** 本文 **
* * *
保育士といえば、働く親にかわり、子どもの世話をしてくれる世の中にはなくてはならない職業です。しかし、待機児童問題が叫ばれる近年、待機児童が減らない一因に保育士不足があります。なぜ保育士が不足しているのか、どうしたら保育士が働きやすい環境を整えることができるのでしょうか。
保育士の離職率について
待機児童問題、保育士不足問題には保育士の離職率が関係しているのでしょうか?保育士の離職率について解説します。
保育士の離職率
2015年に厚生労働省より保育士等確保対策検討会が発足され、待機児童問題について調査が行われています。保育の担い手である保育士の「量的拡充」「質の向上」を図ることが目的に発足された保育士等確保対策検討会ですが、第3回の公開資料、「保育士等における現状」に記載されている保育士の離職率は以下の通りです。
常勤保育士320,196人
離職者32,823人
離職率10.3%
保育士が働く環境には大きくわけて2つあり、公立保育園で勤務する保育士は公務員です。一方、私立保育園などは民間が経営しているので、公務員ではありません。民間で働く保育士の離職率は12.0%と高くなっています。
保育士の勤続年数
公立保育園で働く公務員は給与や福利厚生がしっかりしているので、離職率は低く、勤続年数も長くなっています。
一方、私立の保育園で働く保育士は勤続年数が短いようです。勤続年数14年以上の保育士が私立だと20.2%ですが、公立だと40.4%と実に2倍の差があります。私立保育園勤務の保育士は、公立保育園の保育士と違い、長く勤続しても給与が上がらない、子どもの相手をするのに体力のいる仕事なので産休、育休がとりにくい、人員が少なく残業が多いといった理由から、離職率が高くなっています。
もっとも多い離職理由は「給与面」
保育士の離職率が高い理由は、具体的にはどんなものがあるのかについて解説します。「平成30年度東京都保育士実態調査報告書」によると、保育士が施設に改善してほしいところは以下のようになっています。
給与・賞与等の改善65.7%
保育士の離職率の高さの一番の原因は給与の低さです。子どもの命を預かる仕事にもかかわらず給与が低いので、保育士の給与の改善は、国政の議題でも取り上げられています。
職員数の増員50.1%
給与が低いにもかかわらず、職員も少ないのでひとりひとりの負担が増大し、職場への不満が大きくなり離職へとつながります。
事務・雑務の軽減49.0%
事務や雑務が多いため、子どもの保育に集中できないのも保育士の離職率が高い一因になっています。保育園では、保護者の対応や書類の作成、日誌の作成なども保育士の仕事です。事務の職員や保育士資格を持っていない職員が対応する職場もありますが、保育士が事務や雑務をこなさなければいけない場面が多いため「思っていた仕事と違う」「事務に追われて保育に力をいれてあげられない」などの不満が見られます。
そのほか
そのほか、勤務時間が長い、未消化休暇の改善、勤務シフトの改善、職員間のコミュニケーションなどが改善点としてあげられており、全体的に人員不足を感じられる結果となっています。保育士の勤務時間が長くなる一因として、持ち帰り仕事が多いことが挙げられます。書類の作成や、保育園に飾る壁面装飾の作成、おもちゃや道具の作成などを家に持ち帰って作業することも多く、激務に疲れて離職を考える保育士が多くなっています。
* * *
** 課題 **
1 > 本文から、「保育士といえば、働く親にかわ」で始まり「2.0%と高くなっています。」で終わる部分をそのまま抜き出しなさい。
2 > 本文によると、私立保育園に勤める保育士の離職率が高いのはなぜか。一〜三文で説明しなさい。
データは本文とは別の資料である。

** 提供資料 **
* * *
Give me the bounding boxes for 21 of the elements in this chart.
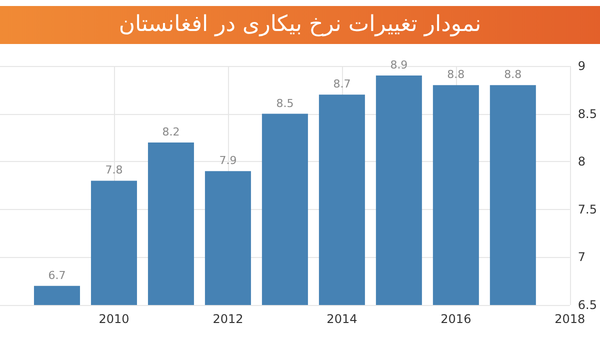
* * *
** 解答 **
1 >
保育士といえば、働く親にかわり、子どもの世話をしてくれる世の中にはなくてはならない職業です。しかし、待機児童問題が叫ばれる近年、待機児童が減らない一因に保育士不足があります。なぜ保育士が不足しているのか、どうしたら保育士が働きやすい環境を整えることができるのでしょうか。
保育士の離職率について
待機児童問題、保育士不足問題には保育士の離職率が関係しているのでしょうか?保育士の離職率について解説します。
保育士の離職率
2015年に厚生労働省より保育士等確保対策検討会が発足され、待機児童問題について調査が行われています。保育の担い手である保育士の「量的拡充」「質の向上」を図ることが目的に発足された保育士等確保対策検討会ですが、第3回の公開資料、「保育士等における現状」に記載されている保育士の離職率は以下の通りです。
常勤保育士320,196人
離職者32,823人
離職率10.3%
保育士が働く環境には大きくわけて2つあり、公立保育園で勤務する保育士は公務員です。一方、私立保育園などは民間が経営しているので、公務員ではありません。民間で働く保育士の離職率は12.0%と高くなっています。

2 > 私立保育園の保育士は、公立保育園の保育士と違い、長く勤続しても給与が上がらない。また、体力のいる仕事なので産休や育休がとりにくく、人員が少ないため残業も多い。これらが離職率を高くしている。